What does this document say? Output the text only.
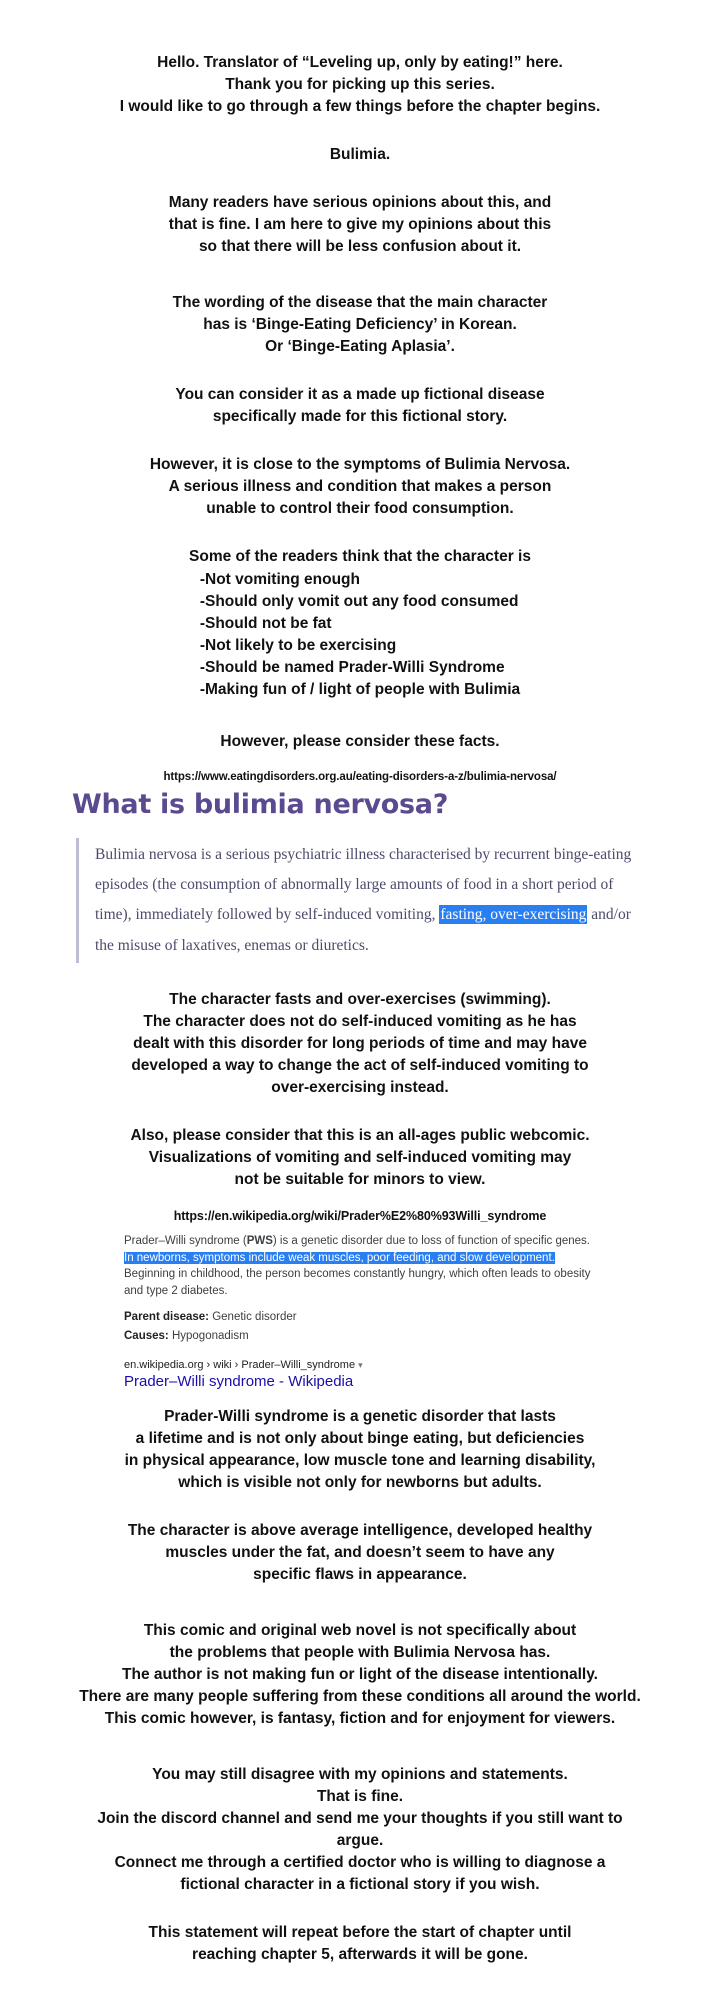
Hello. Translator of “Leveling up, only by eating!” here.
Thank you for picking up this series.
I would like to go through a few things before the chapter begins.
Bulimia.
Many readers have serious opinions about this, and
that is fine. I am here to give my opinions about this
so that there will be less confusion about it.
The wording of the disease that the main character
has is ‘Binge-Eating Deficiency’ in Korean.
Or ‘Binge-Eating Aplasia’.
You can consider it as a made up fictional disease
specifically made for this fictional story.
However, it is close to the symptoms of Bulimia Nervosa.
A serious illness and condition that makes a person
unable to control their food consumption.
Some of the readers think that the character is
-Not vomiting enough
-Should only vomit out any food consumed
-Should not be fat
-Not likely to be exercising
-Should be named Prader-Willi Syndrome
-Making fun of / light of people with Bulimia
However, please consider these facts.
https://www.eatingdisorders.org.au/eating-disorders-a-z/bulimia-nervosa/
What is bulimia nervosa?
Bulimia nervosa is a serious psychiatric illness characterised by recurrent binge-eating episodes (the consumption of abnormally large amounts of food in a short period of time), immediately followed by self-induced vomiting, fasting, over-exercising and/or the misuse of laxatives, enemas or diuretics.
The character fasts and over-exercises (swimming).
The character does not do self-induced vomiting as he has
dealt with this disorder for long periods of time and may have
developed a way to change the act of self-induced vomiting to
over-exercising instead.
Also, please consider that this is an all-ages public webcomic.
Visualizations of vomiting and self-induced vomiting may
not be suitable for minors to view.
https://en.wikipedia.org/wiki/Prader%E2%80%93Willi_syndrome

Prader–Willi syndrome (PWS) is a genetic disorder due to loss of function of specific genes. In newborns, symptoms include weak muscles, poor feeding, and slow development. Beginning in childhood, the person becomes constantly hungry, which often leads to obesity and type 2 diabetes.

Parent disease: Genetic disorder

Causes: Hypogonadism

en.wikipedia.org › wiki › Prader–Willi_syndrome ▾
Prader–Willi syndrome - Wikipedia
Prader-Willi syndrome is a genetic disorder that lasts
a lifetime and is not only about binge eating, but deficiencies
in physical appearance, low muscle tone and learning disability,
which is visible not only for newborns but adults.
The character is above average intelligence, developed healthy
muscles under the fat, and doesn’t seem to have any
specific flaws in appearance.
This comic and original web novel is not specifically about
the problems that people with Bulimia Nervosa has.
The author is not making fun or light of the disease intentionally.
There are many people suffering from these conditions all around the world.
This comic however, is fantasy, fiction and for enjoyment for viewers.
You may still disagree with my opinions and statements.
That is fine.
Join the discord channel and send me your thoughts if you still want to argue.
Connect me through a certified doctor who is willing to diagnose a
fictional character in a fictional story if you wish.
This statement will repeat before the start of chapter until
reaching chapter 5, afterwards it will be gone.
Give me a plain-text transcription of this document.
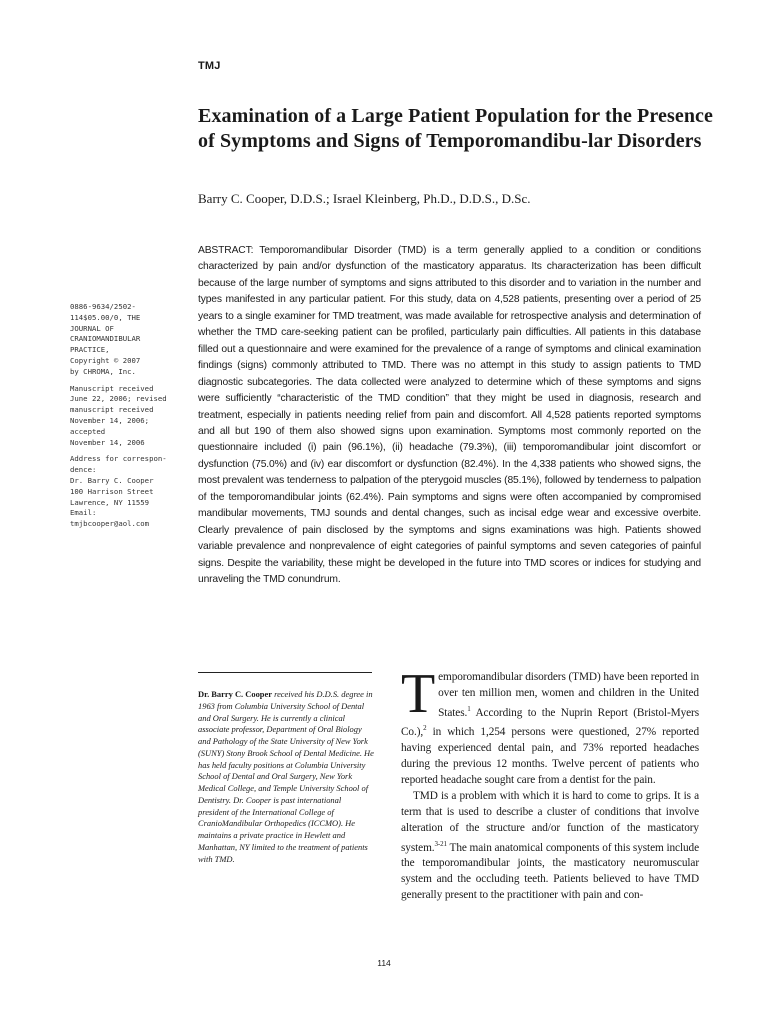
TMJ
Examination of a Large Patient Population for the Presence of Symptoms and Signs of Temporomandibu-lar Disorders
Barry C. Cooper, D.D.S.; Israel Kleinberg, Ph.D., D.D.S., D.Sc.

ABSTRACT: Temporomandibular Disorder (TMD) is a term generally applied to a condition or conditions characterized by pain and/or dysfunction of the masticatory apparatus. Its characterization has been difficult because of the large number of symptoms and signs attributed to this disorder and to variation in the number and types manifested in any particular patient. For this study, data on 4,528 patients, presenting over a period of 25 years to a single examiner for TMD treatment, was made available for retrospective analysis and determination of whether the TMD care-seeking patient can be profiled, particularly pain difficulties. All patients in this database filled out a questionnaire and were examined for the prevalence of a range of symptoms and clinical examination findings (signs) commonly attributed to TMD. There was no attempt in this study to assign patients to TMD diagnostic subcategories. The data collected were analyzed to determine which of these symptoms and signs were sufficiently “characteristic of the TMD condition” that they might be used in diagnosis, research and treatment, especially in patients needing relief from pain and discomfort. All 4,528 patients reported symptoms and all but 190 of them also showed signs upon examination. Symptoms most commonly reported on the questionnaire included (i) pain (96.1%), (ii) headache (79.3%), (iii) temporomandibular joint discomfort or dysfunction (75.0%) and (iv) ear discomfort or dysfunction (82.4%). In the 4,338 patients who showed signs, the most prevalent was tenderness to palpation of the pterygoid muscles (85.1%), followed by tenderness to palpation of the temporomandibular joints (62.4%). Pain symptoms and signs were often accompanied by compromised mandibular movements, TMJ sounds and dental changes, such as incisal edge wear and excessive overbite. Clearly prevalence of pain disclosed by the symptoms and signs examinations was high. Patients showed variable prevalence and nonprevalence of eight categories of painful symptoms and seven categories of painful signs. Despite the variability, these might be developed in the future into TMD scores or indices for studying and unraveling the TMD conundrum.

0886-9634/2502-
114$05.00/0, THE
JOURNAL OF
CRANIOMANDIBULAR
PRACTICE,
Copyright © 2007
by CHROMA, Inc.

Manuscript received
June 22, 2006; revised
manuscript received
November 14, 2006;
accepted
November 14, 2006

Address for correspon-
dence:
Dr. Barry C. Cooper
100 Harrison Street
Lawrence, NY 11559
Email:
tmjbcooper@aol.com

Dr. Barry C. Cooper received his D.D.S. degree in 1963 from Columbia University School of Dental and Oral Surgery. He is currently a clinical associate professor, Department of Oral Biology and Pathology of the State University of New York (SUNY) Stony Brook School of Dental Medicine. He has held faculty positions at Columbia University School of Dental and Oral Surgery, New York Medical College, and Temple University School of Dentistry. Dr. Cooper is past international president of the International College of CranioMandibular Orthopedics (ICCMO). He maintains a private practice in Hewlett and Manhattan, NY limited to the treatment of patients with TMD.

Temporomandibular disorders (TMD) have been reported in over ten million men, women and children in the United States.$^1$ According to the Nuprin Report (Bristol-Myers Co.),$^2$ in which 1,254 persons were questioned, 27% reported having experienced dental pain, and 73% reported headaches during the previous 12 months. Twelve percent of patients who reported headache sought care from a dentist for the pain.

TMD is a problem with which it is hard to come to grips. It is a term that is used to describe a cluster of conditions that involve alteration of the structure and/or function of the masticatory system.$^{3-21}$ The main anatomical components of this system include the temporomandibular joints, the masticatory neuromuscular system and the occluding teeth. Patients believed to have TMD generally present to the practitioner with pain and con-

114
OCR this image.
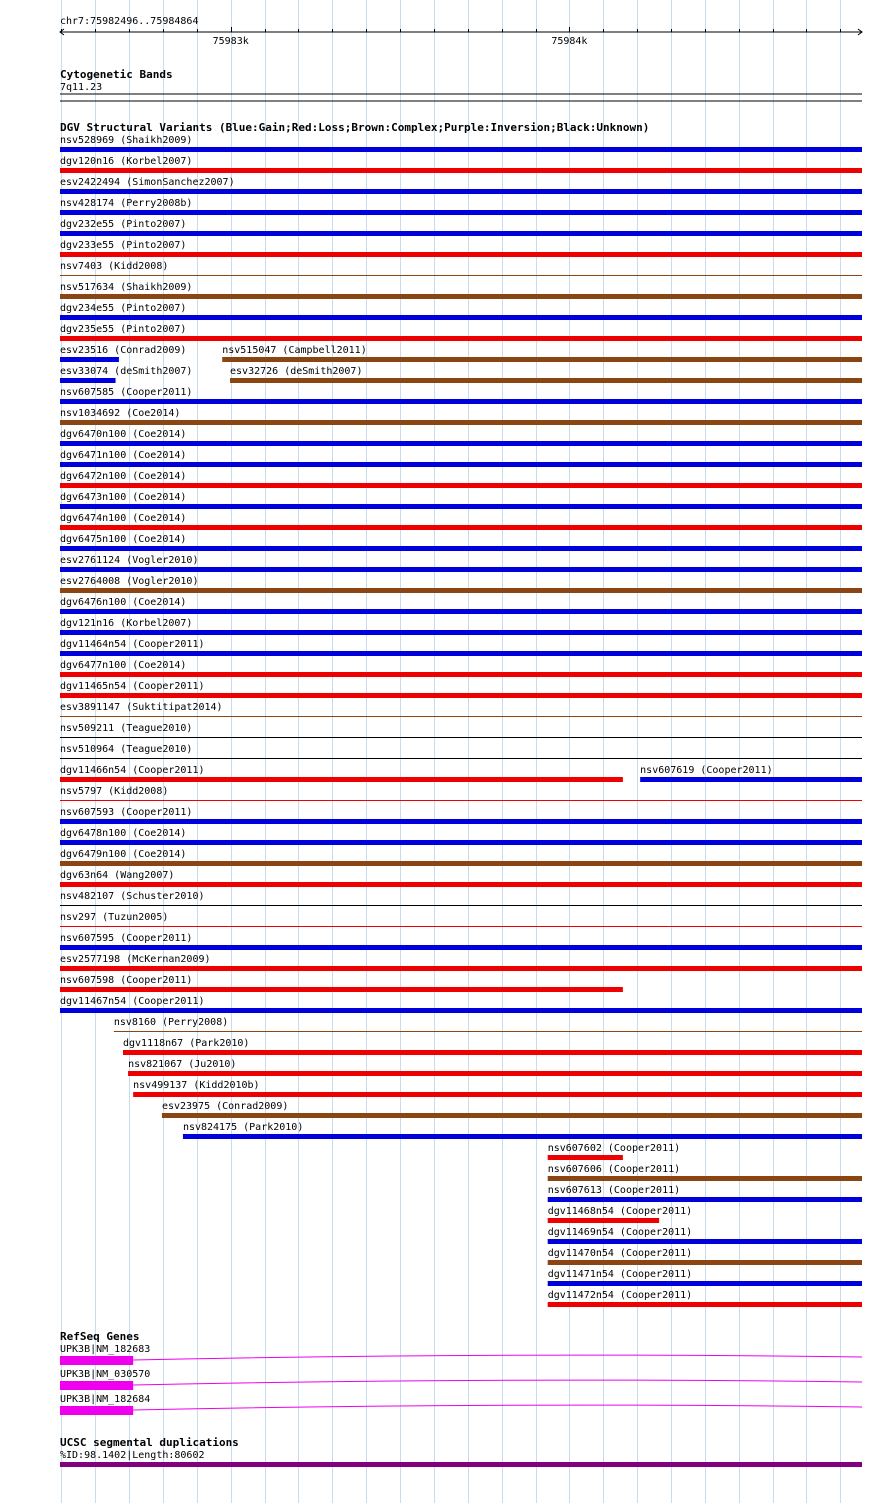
chr7:75982496..75984864
75983k	75984k
Cytogenetic Bands
7q11.23
DGV Structural Variants (Blue:Gain;Red:Loss;Brown:Complex;Purple:Inversion;Black:Unknown)
nsv528969 (Shaikh2009)
dgv120n16 (Korbel2007)
esv2422494 (SimonSanchez2007)
nsv428174 (Perry2008b)
dgv232e55 (Pinto2007)
dgv233e55 (Pinto2007)
nsv7403 (Kidd2008)
nsv517634 (Shaikh2009)
dgv234e55 (Pinto2007)
dgv235e55 (Pinto2007)
esv23516 (Conrad2009)	nsv515047 (Campbell2011)
esv33074 (deSmith2007)	esv32726 (deSmith2007)
nsv607585 (Cooper2011)
nsv1034692 (Coe2014)
dgv6470n100 (Coe2014)
dgv6471n100 (Coe2014)
dgv6472n100 (Coe2014)
dgv6473n100 (Coe2014)
dgv6474n100 (Coe2014)
dgv6475n100 (Coe2014)
esv2761124 (Vogler2010)
esv2764008 (Vogler2010)
dgv6476n100 (Coe2014)
dgv121n16 (Korbel2007)
dgv11464n54 (Cooper2011)
dgv6477n100 (Coe2014)
dgv11465n54 (Cooper2011)
esv3891147 (Suktitipat2014)
nsv509211 (Teague2010)
nsv510964 (Teague2010)
dgv11466n54 (Cooper2011)	nsv607619 (Cooper2011)
nsv5797 (Kidd2008)
nsv607593 (Cooper2011)
dgv6478n100 (Coe2014)
dgv6479n100 (Coe2014)
dgv63n64 (Wang2007)
nsv482107 (Schuster2010)
nsv297 (Tuzun2005)
nsv607595 (Cooper2011)
esv2577198 (McKernan2009)
nsv607598 (Cooper2011)
dgv11467n54 (Cooper2011)
nsv8160 (Perry2008)
dgv1118n67 (Park2010)
nsv821067 (Ju2010)
nsv499137 (Kidd2010b)
esv23975 (Conrad2009)
nsv824175 (Park2010)
nsv607602 (Cooper2011)
nsv607606 (Cooper2011)
nsv607613 (Cooper2011)
dgv11468n54 (Cooper2011)
dgv11469n54 (Cooper2011)
dgv11470n54 (Cooper2011)
dgv11471n54 (Cooper2011)
dgv11472n54 (Cooper2011)
RefSeq Genes
UPK3B|NM_182683
UPK3B|NM_030570
UPK3B|NM_182684
UCSC segmental duplications
%ID:98.1402|Length:80602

__PROBLEM TO SOLVE__. Examine the entries and say how many of their lines hold the word "please". No other words should accompany the number.

__RESULT__. 2